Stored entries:
======
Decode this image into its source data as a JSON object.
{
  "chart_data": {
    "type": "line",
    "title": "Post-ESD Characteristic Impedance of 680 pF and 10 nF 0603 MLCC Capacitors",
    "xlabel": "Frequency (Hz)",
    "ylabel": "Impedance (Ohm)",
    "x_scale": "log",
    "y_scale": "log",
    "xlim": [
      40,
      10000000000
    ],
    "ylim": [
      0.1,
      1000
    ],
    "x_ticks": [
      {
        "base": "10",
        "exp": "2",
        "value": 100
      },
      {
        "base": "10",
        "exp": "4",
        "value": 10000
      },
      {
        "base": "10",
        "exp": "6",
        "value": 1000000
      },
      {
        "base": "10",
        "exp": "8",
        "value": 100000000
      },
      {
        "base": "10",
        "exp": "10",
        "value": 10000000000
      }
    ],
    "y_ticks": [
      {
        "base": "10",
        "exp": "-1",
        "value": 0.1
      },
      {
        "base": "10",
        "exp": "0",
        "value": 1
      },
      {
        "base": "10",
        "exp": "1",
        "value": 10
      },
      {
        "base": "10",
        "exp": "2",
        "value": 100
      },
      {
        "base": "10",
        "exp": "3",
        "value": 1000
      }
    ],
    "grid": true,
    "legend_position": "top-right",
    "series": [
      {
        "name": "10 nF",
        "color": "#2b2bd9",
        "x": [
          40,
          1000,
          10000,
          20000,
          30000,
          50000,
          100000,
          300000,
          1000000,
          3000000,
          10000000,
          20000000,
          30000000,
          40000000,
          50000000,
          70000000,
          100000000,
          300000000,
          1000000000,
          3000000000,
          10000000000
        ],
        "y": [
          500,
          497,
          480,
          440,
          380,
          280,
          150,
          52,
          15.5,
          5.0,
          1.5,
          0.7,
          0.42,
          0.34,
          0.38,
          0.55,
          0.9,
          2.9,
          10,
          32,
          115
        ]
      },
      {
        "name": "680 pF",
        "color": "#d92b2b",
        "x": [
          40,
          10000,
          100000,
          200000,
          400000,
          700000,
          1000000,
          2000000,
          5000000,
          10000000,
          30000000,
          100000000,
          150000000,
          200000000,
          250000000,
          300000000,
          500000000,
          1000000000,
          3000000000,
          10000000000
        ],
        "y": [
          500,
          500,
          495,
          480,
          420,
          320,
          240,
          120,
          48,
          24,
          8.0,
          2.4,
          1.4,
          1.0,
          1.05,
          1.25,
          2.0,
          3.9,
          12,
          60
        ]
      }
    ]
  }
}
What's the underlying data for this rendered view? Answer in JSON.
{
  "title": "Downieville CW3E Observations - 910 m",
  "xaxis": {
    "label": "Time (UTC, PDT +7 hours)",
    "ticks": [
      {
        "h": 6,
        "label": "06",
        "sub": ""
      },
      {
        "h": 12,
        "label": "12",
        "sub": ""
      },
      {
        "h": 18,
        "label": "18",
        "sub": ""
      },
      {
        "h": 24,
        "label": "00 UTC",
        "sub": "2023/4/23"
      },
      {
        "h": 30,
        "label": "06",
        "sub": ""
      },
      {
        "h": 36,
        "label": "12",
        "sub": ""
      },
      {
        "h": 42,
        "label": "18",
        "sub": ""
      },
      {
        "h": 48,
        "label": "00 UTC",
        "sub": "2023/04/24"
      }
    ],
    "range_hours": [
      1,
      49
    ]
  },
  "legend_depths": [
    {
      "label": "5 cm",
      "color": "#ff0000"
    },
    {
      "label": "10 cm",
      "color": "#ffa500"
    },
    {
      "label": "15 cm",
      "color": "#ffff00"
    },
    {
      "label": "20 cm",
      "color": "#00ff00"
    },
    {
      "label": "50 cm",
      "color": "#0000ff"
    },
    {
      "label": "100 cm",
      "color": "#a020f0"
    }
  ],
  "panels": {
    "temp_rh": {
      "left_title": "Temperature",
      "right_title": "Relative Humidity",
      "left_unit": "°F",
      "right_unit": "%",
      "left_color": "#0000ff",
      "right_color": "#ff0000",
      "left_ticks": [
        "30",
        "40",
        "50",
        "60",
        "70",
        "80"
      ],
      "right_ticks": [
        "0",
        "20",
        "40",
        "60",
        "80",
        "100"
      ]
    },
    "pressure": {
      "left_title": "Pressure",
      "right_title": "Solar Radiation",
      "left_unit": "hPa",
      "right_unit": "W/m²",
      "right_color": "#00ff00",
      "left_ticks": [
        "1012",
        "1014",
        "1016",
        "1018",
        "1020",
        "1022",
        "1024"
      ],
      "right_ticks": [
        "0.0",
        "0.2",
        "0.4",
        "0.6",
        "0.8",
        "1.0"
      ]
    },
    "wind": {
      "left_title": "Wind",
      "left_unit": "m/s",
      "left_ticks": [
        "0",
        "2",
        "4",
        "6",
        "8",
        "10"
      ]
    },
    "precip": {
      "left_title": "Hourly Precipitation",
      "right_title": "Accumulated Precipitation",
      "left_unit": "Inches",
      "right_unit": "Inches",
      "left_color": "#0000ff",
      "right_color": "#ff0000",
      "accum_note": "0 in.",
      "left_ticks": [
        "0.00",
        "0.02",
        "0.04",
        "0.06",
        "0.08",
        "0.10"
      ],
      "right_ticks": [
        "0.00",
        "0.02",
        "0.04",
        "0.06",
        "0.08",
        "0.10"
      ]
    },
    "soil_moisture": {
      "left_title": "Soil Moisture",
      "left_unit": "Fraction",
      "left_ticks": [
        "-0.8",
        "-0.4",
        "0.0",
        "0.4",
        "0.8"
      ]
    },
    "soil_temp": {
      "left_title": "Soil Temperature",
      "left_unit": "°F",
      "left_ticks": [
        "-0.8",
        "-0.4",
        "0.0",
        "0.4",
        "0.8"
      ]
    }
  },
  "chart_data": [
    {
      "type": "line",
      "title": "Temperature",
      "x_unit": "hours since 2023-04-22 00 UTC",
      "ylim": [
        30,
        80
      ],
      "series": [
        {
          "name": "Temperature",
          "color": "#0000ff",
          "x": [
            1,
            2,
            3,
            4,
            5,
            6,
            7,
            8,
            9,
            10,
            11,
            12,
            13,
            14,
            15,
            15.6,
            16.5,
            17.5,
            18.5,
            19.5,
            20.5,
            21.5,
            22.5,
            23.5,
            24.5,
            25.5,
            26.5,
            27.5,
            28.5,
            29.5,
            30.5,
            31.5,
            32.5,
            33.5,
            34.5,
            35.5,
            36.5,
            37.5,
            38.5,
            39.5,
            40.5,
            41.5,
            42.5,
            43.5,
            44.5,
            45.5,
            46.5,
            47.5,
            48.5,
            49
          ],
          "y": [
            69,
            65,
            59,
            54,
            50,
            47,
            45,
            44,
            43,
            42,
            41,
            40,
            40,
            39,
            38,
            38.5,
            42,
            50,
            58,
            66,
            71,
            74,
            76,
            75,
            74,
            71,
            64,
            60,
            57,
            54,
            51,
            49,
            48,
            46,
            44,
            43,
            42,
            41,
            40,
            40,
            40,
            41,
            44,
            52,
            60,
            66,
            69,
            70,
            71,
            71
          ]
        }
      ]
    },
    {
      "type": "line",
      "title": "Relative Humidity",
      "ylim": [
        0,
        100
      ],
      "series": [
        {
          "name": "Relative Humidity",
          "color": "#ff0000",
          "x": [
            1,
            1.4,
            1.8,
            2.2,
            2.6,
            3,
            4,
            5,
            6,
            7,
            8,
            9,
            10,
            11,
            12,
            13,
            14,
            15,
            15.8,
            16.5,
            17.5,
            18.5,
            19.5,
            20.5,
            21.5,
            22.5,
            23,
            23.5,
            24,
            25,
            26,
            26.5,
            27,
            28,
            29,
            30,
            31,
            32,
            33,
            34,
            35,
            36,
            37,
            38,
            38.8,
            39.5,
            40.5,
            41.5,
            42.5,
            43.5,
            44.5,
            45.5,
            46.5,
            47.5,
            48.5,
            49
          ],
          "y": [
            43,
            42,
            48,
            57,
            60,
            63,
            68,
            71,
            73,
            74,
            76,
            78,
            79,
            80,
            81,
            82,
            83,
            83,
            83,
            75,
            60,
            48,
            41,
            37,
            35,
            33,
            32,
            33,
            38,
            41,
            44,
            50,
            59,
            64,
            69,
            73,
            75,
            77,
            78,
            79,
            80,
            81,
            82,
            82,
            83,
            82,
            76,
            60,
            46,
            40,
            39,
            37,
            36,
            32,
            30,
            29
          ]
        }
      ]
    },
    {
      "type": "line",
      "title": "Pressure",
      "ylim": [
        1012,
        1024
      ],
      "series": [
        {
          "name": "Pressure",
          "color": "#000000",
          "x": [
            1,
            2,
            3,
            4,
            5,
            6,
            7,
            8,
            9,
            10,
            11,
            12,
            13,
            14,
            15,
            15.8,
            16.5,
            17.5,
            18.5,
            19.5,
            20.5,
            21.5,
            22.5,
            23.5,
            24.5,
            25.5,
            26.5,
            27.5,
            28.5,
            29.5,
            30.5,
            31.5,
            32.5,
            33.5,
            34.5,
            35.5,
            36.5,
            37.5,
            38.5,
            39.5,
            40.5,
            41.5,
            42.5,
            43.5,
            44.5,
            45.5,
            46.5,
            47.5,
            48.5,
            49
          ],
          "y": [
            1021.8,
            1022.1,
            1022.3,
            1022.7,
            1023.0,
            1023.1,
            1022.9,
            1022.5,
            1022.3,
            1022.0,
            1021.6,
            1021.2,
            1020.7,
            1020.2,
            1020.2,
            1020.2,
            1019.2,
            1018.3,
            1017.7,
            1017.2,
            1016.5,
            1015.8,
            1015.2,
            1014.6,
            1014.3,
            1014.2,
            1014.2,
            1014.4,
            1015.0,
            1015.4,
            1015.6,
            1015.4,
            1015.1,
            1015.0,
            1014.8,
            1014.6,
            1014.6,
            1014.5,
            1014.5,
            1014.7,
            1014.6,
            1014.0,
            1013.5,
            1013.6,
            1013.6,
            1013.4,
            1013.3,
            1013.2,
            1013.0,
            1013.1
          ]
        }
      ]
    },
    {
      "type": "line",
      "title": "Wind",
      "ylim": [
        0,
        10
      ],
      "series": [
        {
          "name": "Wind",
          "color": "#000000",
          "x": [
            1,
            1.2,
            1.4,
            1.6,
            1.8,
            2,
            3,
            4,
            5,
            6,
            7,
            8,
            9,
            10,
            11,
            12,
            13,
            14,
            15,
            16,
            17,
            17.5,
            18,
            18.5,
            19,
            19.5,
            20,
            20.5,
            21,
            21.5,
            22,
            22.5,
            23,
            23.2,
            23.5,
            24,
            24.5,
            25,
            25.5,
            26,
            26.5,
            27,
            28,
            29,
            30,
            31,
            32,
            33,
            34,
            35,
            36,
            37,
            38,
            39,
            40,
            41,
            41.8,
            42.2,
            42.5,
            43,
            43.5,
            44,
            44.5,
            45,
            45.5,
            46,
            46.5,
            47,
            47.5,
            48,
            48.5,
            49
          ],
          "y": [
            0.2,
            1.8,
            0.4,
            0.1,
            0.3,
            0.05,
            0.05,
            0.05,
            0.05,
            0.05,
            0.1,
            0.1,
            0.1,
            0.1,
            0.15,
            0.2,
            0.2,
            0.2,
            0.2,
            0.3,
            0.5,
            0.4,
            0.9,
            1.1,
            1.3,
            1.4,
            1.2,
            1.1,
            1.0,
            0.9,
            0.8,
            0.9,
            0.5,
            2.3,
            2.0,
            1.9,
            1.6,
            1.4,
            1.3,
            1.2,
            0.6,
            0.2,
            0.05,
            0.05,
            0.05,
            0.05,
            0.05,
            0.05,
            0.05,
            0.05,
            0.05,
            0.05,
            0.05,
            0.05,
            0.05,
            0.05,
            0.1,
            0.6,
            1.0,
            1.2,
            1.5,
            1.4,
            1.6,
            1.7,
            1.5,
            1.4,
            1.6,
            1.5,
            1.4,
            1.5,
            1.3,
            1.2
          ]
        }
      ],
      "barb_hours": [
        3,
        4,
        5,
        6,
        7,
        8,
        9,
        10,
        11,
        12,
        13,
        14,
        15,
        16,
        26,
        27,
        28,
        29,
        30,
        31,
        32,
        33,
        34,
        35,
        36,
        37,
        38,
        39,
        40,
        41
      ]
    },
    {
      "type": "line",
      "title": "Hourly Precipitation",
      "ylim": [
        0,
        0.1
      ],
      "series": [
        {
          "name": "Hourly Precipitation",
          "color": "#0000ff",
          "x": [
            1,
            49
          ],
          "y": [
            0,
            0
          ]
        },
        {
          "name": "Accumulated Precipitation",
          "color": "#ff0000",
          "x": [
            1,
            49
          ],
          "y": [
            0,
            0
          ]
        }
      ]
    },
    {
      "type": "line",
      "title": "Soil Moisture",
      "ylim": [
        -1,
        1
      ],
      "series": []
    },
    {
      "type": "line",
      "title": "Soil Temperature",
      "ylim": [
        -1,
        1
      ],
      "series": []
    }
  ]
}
======
PROBLEM REQUIREMENTS: Copy out each line that contains the word "Precipitation".

TASK ANSWER:
      "left_title": "Hourly Precipitation",
      "right_title": "Accumulated Precipitation",
      "title": "Hourly Precipitation",
          "name": "Hourly Precipitation",
          "name": "Accumulated Precipitation",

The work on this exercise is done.